> [WHAT IS EXPECTED]: For every line in the records that has the word "document", make a copy.

> [RAW RECORDS]:
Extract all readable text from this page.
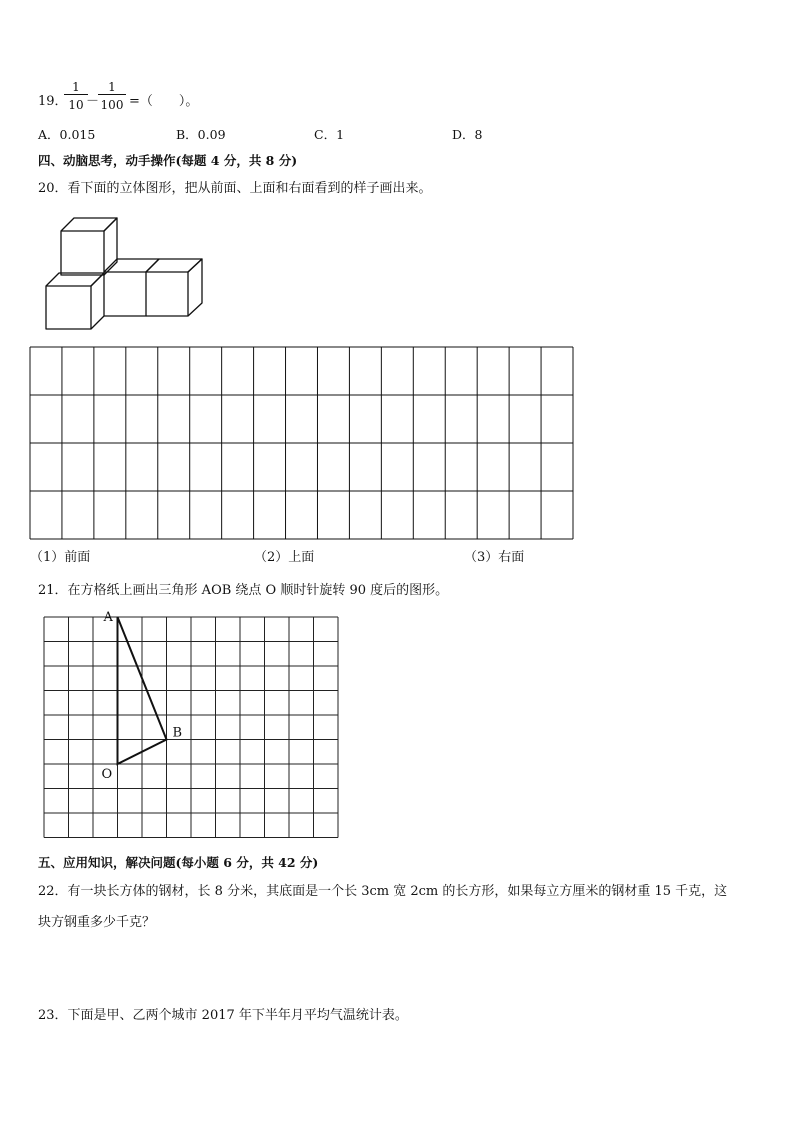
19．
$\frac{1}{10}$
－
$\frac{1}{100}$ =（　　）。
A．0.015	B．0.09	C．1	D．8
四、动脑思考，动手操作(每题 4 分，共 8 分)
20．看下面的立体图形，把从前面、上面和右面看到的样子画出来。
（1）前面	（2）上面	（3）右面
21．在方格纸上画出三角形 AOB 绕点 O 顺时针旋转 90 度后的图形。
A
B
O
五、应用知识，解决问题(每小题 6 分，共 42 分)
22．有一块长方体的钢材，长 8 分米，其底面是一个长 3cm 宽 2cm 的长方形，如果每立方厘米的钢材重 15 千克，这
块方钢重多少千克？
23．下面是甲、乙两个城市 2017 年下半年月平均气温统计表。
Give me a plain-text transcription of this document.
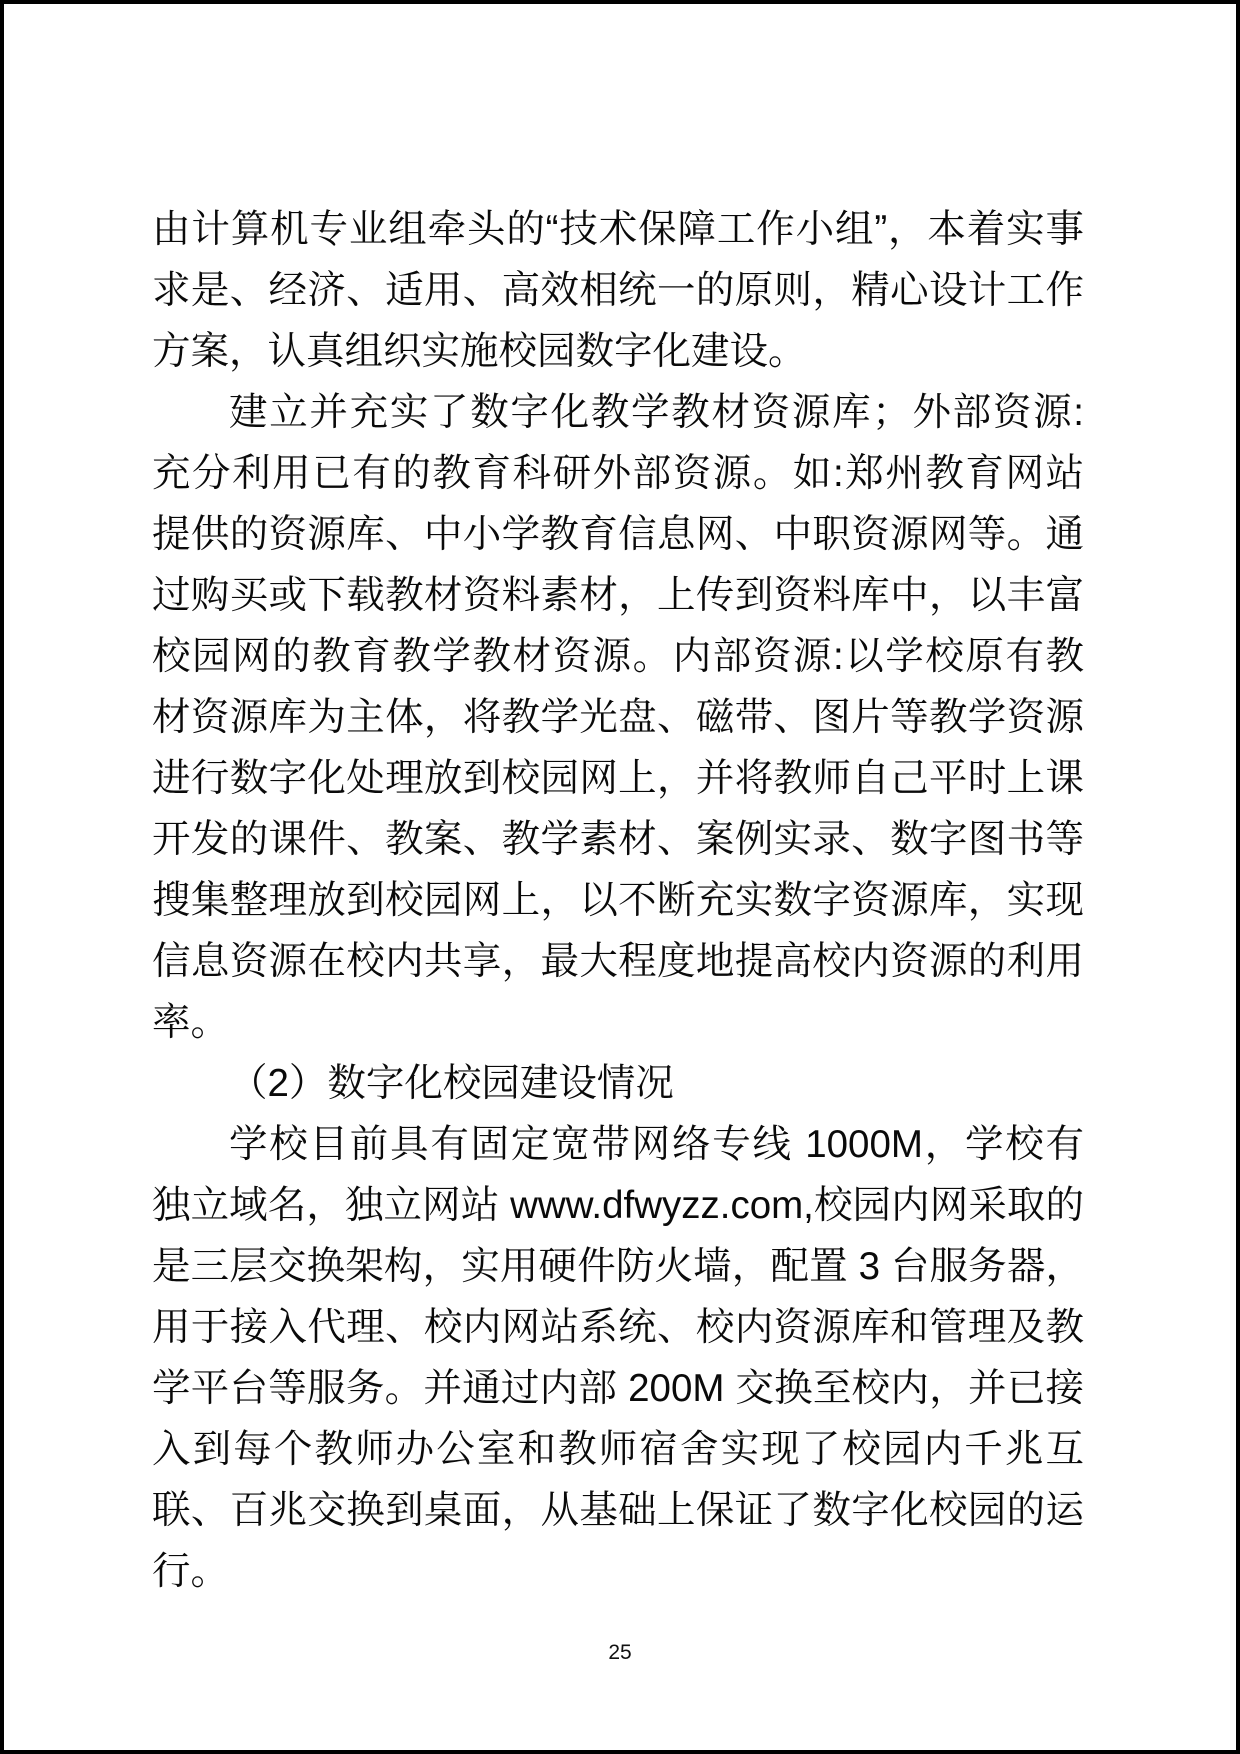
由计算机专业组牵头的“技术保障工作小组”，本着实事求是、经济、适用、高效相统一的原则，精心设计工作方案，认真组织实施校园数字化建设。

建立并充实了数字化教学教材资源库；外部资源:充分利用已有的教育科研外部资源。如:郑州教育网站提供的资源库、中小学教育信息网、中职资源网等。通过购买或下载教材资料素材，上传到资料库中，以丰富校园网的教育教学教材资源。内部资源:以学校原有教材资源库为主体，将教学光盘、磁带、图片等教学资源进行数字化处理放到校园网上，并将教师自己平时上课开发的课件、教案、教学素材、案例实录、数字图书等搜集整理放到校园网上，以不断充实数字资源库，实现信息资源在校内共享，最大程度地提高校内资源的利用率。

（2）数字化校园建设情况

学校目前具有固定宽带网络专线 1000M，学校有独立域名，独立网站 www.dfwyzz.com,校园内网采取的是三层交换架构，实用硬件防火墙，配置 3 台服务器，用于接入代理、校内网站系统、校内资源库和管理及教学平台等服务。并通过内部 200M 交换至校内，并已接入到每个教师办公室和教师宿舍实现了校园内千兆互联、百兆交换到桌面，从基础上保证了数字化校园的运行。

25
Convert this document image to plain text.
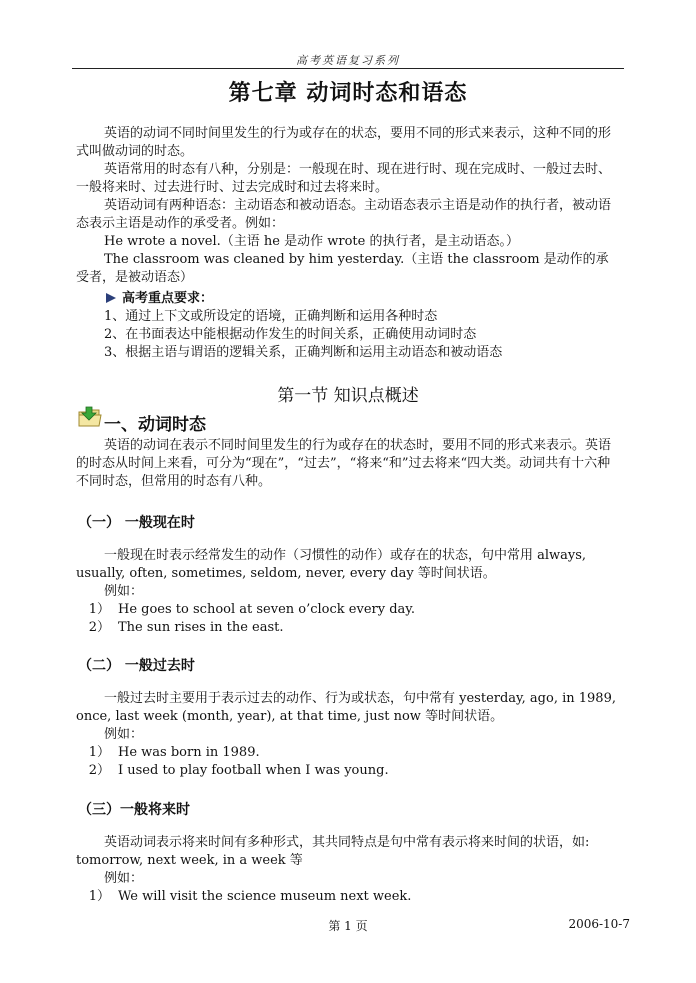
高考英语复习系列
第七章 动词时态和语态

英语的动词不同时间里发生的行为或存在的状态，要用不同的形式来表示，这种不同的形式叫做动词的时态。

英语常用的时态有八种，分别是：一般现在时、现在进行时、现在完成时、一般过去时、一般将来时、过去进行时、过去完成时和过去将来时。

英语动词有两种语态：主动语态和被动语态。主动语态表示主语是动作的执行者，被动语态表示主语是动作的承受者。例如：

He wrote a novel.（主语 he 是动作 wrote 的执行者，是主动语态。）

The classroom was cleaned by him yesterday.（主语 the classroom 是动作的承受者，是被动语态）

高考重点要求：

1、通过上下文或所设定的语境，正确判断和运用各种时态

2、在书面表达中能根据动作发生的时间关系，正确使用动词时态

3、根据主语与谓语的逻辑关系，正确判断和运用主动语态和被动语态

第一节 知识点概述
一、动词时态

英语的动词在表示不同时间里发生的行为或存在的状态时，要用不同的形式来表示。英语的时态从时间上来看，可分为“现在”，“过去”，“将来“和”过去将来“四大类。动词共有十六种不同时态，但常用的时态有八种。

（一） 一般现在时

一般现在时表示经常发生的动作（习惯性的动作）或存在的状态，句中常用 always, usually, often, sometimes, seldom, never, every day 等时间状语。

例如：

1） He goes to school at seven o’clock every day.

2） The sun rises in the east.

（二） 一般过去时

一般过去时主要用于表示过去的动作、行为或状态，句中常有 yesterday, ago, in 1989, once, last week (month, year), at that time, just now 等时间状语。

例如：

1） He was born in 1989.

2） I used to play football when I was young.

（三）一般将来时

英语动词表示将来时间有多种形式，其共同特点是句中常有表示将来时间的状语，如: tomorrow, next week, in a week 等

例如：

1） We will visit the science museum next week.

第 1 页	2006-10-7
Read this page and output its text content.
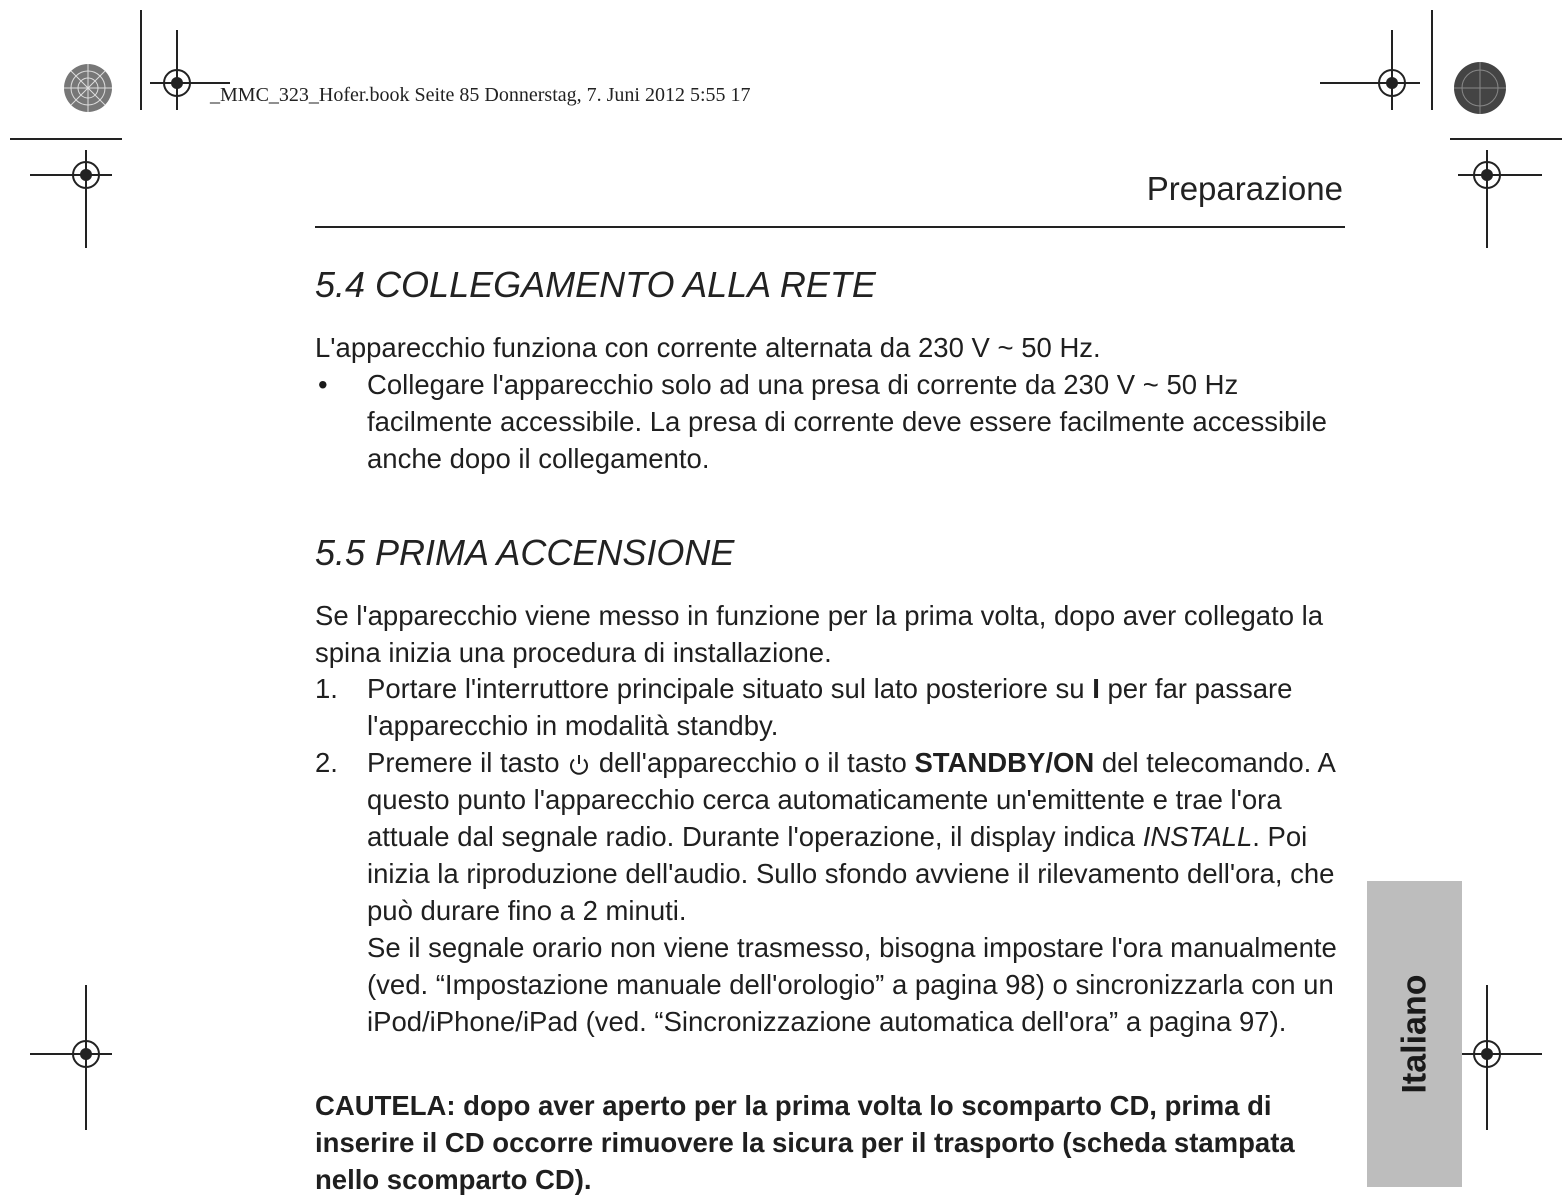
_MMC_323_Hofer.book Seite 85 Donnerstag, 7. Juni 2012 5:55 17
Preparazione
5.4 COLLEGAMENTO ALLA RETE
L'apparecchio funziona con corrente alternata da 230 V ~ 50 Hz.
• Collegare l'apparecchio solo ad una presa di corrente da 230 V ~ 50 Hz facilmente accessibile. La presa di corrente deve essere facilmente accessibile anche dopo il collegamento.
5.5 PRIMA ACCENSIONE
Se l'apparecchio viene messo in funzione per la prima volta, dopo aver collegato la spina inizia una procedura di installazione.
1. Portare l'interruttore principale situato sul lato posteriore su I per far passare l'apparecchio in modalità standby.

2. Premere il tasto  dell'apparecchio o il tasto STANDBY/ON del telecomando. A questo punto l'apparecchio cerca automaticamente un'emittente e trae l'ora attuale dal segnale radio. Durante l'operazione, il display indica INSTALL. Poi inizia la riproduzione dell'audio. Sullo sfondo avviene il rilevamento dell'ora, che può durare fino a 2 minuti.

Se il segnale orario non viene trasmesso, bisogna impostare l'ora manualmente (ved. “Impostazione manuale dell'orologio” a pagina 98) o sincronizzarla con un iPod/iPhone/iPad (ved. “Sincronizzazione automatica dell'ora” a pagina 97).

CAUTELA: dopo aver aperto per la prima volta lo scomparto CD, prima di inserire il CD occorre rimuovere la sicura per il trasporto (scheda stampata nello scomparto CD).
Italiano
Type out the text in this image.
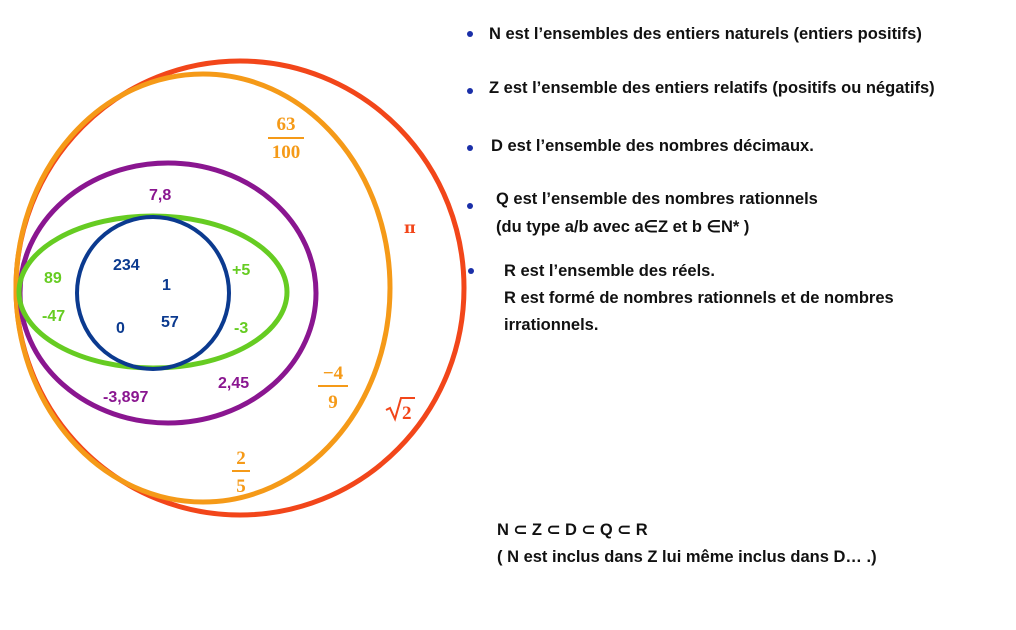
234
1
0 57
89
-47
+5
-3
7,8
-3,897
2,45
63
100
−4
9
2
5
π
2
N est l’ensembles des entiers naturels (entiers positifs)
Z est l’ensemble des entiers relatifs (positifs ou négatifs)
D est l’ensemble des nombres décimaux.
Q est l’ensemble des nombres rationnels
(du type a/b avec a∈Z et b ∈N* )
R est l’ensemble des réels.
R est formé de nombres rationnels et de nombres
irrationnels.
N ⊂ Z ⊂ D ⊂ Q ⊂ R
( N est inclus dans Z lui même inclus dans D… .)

> [WRITTEN ANSWER]:
Give me a plain-text transcription of this document.
Convert this document image to plain text.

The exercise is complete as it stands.